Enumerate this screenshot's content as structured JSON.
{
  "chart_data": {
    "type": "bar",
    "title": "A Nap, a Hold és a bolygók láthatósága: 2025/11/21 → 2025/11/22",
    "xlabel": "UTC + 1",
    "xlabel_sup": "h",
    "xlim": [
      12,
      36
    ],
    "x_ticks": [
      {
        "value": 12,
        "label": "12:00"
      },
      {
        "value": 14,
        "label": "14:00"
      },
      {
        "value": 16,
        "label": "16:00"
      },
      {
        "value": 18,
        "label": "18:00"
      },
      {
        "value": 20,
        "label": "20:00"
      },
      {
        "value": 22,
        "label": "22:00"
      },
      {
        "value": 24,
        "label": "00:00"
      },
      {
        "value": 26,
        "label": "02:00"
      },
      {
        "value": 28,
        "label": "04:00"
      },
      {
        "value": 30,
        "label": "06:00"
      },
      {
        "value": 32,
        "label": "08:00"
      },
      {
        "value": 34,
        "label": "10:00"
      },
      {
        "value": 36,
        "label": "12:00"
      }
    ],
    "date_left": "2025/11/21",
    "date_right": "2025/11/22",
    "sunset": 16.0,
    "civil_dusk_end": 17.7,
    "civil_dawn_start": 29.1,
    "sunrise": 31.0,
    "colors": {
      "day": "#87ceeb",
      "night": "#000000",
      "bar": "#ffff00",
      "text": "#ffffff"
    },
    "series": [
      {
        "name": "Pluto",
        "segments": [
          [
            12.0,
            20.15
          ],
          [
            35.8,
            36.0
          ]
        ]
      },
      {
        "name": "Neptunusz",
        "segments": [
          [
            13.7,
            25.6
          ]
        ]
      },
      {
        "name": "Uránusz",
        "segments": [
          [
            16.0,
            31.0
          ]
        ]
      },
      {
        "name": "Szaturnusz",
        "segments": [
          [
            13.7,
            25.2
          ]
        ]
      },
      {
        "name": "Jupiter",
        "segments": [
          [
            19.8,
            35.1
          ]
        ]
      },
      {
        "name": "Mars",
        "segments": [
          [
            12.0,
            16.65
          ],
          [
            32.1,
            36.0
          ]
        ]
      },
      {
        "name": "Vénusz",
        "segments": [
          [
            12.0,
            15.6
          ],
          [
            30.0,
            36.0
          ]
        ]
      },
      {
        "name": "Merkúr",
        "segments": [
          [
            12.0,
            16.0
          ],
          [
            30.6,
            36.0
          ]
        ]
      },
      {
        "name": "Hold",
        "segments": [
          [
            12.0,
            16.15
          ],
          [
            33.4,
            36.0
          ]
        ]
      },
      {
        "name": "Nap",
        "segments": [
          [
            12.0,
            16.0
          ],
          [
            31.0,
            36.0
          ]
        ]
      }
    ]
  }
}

=====

Exercise details =>
Count every line in the preceding entries where the string "Hold" appears, then state only the total.

Exercise result =>
2